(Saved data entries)
----

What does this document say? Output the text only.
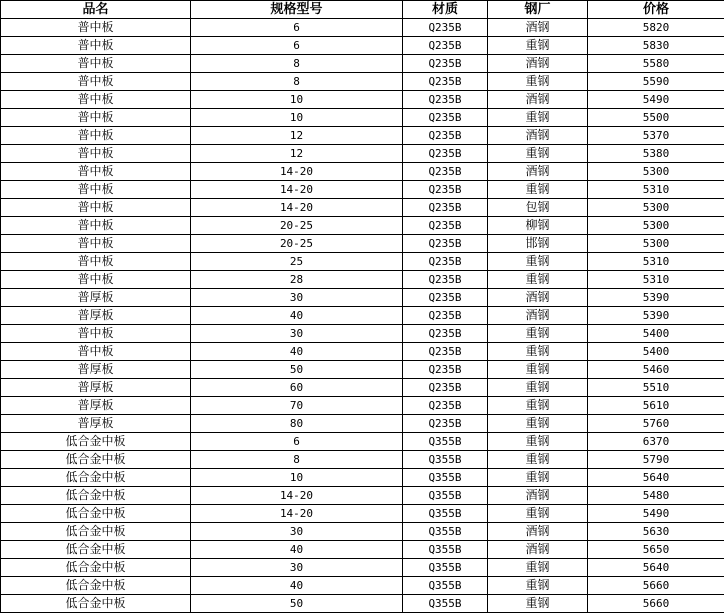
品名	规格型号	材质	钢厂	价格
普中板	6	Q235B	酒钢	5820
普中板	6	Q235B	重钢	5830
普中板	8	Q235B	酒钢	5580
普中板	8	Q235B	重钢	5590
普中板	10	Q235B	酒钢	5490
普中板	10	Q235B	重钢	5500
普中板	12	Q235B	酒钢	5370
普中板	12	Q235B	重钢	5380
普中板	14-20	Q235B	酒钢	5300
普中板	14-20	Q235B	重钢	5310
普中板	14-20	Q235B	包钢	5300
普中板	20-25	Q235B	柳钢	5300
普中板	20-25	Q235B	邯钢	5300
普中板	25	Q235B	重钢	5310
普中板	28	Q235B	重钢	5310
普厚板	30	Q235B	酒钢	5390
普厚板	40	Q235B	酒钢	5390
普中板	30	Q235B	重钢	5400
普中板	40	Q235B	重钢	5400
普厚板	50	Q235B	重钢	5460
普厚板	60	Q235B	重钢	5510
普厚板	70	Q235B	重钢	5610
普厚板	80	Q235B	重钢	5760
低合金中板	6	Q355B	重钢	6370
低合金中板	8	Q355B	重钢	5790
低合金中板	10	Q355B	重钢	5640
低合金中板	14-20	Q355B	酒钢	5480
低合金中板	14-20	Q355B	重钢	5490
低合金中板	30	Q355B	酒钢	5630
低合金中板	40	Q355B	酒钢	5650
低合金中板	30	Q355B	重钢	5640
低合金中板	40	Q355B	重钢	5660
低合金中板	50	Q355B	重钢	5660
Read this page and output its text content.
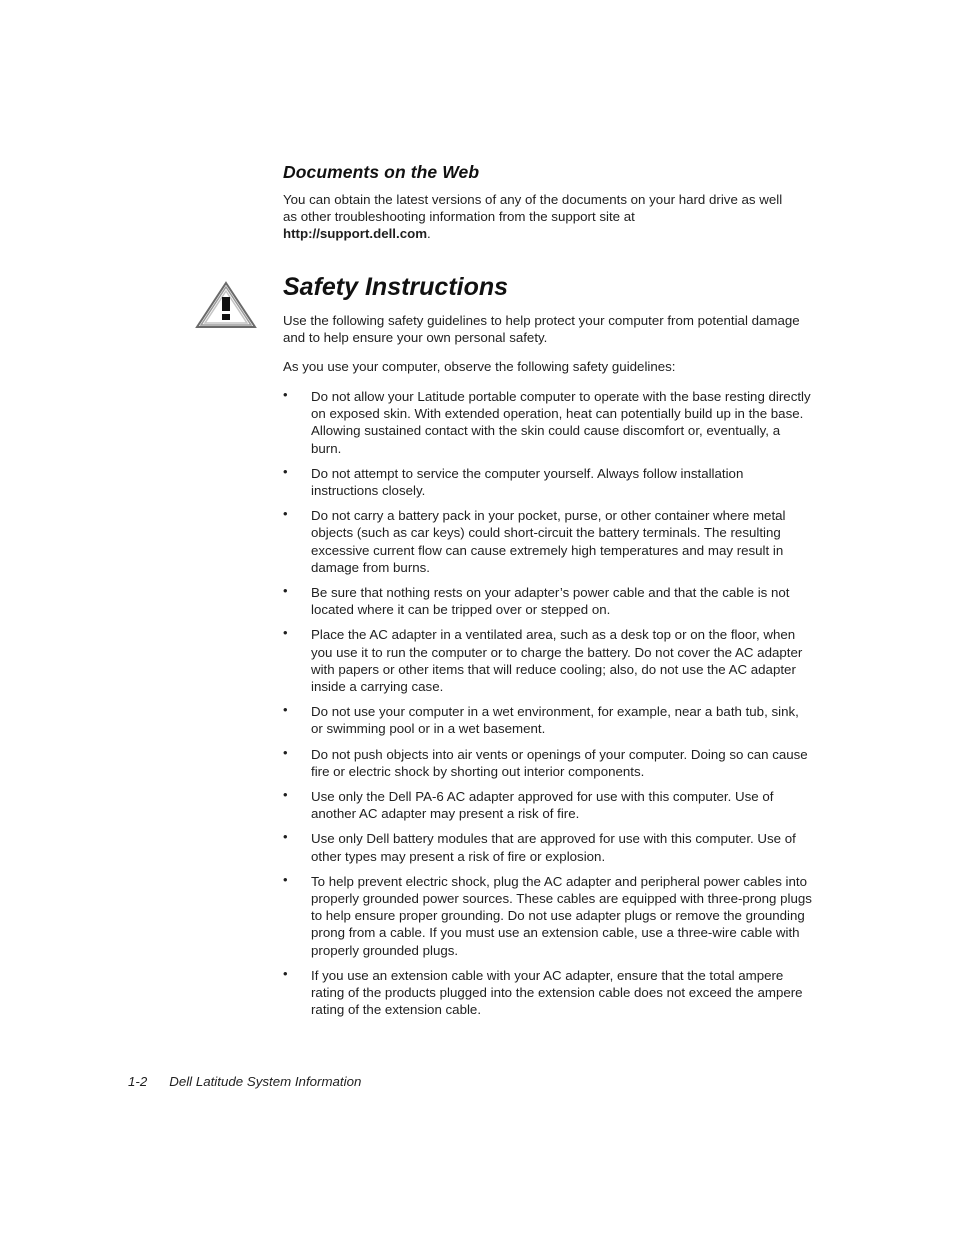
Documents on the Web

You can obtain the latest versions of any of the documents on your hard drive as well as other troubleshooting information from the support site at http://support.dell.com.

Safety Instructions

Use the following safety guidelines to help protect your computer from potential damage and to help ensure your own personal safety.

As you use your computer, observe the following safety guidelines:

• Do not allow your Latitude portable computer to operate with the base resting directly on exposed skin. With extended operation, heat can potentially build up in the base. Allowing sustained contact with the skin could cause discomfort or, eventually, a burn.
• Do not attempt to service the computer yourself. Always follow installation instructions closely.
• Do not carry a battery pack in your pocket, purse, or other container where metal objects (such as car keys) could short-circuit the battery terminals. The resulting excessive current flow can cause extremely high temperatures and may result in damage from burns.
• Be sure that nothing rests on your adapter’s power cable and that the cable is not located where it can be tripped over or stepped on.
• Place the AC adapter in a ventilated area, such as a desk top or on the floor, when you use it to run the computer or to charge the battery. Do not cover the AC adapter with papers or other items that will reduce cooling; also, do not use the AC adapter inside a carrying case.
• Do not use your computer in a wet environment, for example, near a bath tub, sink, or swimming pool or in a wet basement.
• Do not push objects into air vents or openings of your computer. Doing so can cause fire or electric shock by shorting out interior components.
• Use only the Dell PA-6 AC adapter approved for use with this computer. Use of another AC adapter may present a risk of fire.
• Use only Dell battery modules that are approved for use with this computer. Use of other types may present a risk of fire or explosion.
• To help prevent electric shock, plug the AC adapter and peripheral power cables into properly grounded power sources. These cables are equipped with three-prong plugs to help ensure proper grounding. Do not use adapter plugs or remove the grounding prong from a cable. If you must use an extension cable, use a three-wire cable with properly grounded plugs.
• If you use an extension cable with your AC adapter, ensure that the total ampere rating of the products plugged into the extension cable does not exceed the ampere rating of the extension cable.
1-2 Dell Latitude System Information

----

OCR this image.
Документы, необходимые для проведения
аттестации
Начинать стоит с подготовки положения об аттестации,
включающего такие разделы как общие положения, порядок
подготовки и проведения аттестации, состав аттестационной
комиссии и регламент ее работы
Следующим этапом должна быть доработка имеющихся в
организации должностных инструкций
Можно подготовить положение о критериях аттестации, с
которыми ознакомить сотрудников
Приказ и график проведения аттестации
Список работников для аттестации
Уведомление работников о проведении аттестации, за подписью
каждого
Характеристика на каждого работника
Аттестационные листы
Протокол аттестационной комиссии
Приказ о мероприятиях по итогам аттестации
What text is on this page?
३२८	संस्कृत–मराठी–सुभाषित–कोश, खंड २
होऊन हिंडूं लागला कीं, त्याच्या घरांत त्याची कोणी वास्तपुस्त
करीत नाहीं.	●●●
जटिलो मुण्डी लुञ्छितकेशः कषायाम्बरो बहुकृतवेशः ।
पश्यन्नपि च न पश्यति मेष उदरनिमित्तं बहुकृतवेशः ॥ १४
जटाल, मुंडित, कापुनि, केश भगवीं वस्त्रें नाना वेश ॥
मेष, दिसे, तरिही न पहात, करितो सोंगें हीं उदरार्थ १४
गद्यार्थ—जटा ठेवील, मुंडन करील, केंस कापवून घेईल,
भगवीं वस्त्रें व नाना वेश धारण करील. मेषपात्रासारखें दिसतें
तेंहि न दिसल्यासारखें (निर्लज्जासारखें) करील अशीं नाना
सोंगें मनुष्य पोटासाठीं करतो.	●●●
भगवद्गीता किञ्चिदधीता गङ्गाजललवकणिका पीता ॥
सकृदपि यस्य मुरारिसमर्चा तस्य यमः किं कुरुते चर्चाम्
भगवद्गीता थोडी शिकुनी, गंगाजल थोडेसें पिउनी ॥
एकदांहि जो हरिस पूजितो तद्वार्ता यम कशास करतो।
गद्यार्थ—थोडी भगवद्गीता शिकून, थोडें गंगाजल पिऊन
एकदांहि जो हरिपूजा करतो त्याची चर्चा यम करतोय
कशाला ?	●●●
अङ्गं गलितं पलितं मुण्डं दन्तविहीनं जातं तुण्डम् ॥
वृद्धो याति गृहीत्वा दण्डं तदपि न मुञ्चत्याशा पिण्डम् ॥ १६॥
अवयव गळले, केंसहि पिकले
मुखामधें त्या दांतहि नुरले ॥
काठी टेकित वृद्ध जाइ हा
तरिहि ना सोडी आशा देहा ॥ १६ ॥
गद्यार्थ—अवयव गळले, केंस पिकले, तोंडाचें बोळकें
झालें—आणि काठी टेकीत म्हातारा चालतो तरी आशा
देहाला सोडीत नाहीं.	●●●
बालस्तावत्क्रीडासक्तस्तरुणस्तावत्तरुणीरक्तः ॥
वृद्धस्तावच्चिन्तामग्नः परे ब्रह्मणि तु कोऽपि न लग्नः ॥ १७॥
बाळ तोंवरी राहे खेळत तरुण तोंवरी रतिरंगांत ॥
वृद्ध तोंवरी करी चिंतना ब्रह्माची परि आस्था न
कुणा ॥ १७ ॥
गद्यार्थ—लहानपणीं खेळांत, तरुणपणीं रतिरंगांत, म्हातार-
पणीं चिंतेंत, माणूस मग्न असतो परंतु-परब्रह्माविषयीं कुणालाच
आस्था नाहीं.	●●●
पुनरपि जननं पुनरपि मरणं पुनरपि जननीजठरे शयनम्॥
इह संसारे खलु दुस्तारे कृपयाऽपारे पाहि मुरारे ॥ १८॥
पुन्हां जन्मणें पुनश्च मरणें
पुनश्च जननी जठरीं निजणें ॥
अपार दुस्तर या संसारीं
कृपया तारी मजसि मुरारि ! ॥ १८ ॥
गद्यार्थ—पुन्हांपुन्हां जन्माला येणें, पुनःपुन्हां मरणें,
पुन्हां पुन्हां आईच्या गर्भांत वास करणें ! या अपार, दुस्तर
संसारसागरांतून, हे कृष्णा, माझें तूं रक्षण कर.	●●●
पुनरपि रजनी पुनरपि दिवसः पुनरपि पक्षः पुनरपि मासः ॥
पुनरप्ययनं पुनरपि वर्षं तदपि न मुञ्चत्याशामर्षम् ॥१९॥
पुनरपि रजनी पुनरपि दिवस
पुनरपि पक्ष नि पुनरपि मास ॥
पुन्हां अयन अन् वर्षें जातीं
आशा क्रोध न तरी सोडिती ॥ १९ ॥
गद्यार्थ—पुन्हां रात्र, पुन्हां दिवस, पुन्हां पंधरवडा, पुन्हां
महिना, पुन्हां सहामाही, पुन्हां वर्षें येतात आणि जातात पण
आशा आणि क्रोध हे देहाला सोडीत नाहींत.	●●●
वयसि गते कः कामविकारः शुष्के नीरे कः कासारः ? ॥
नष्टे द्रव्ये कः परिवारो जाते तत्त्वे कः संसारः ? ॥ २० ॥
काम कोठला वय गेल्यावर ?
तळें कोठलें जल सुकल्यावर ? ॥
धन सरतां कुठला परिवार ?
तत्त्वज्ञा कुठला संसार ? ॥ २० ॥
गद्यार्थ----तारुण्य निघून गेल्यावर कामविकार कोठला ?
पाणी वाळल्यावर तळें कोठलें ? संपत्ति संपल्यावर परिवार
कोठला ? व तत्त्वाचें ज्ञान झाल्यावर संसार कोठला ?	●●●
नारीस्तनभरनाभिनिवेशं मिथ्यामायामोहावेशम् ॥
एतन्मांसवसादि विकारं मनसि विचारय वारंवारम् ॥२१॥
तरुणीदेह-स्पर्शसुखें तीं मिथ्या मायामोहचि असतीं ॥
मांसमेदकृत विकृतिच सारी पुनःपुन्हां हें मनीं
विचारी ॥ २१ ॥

----

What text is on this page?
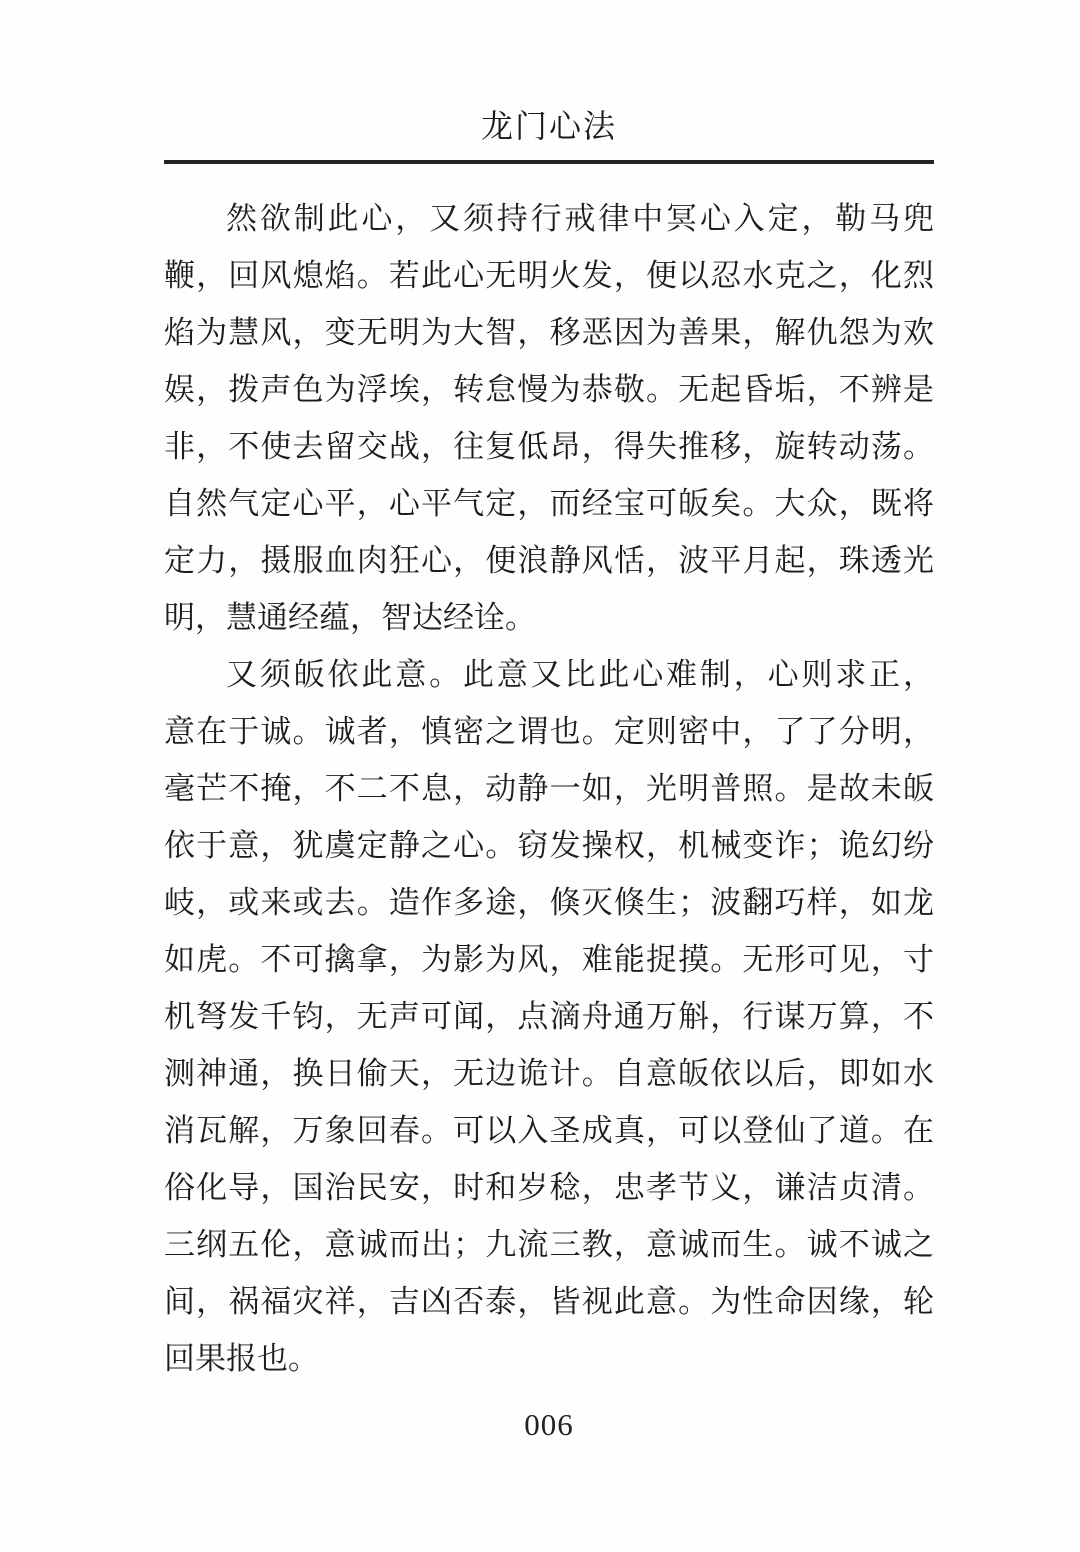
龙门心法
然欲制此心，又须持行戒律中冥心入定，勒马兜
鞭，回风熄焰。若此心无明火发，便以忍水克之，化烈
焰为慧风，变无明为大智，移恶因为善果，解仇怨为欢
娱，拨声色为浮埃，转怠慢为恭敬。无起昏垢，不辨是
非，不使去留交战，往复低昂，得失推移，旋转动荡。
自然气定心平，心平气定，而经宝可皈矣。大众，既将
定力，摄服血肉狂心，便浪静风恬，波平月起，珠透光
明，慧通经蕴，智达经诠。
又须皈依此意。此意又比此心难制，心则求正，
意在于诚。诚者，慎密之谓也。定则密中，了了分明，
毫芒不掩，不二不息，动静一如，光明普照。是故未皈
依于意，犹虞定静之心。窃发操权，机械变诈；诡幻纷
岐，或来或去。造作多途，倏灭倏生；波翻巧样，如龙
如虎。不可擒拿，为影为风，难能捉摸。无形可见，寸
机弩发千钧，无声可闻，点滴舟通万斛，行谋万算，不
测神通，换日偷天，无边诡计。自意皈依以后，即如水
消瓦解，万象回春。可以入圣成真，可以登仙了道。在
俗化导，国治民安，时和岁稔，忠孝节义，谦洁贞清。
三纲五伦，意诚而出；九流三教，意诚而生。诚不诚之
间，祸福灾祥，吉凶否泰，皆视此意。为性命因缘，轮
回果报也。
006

----

■ GOAL: Give the number of lines in the entries that include the string "shock", and nothing more.

■ ANSWER TO THE PROBLEM: 2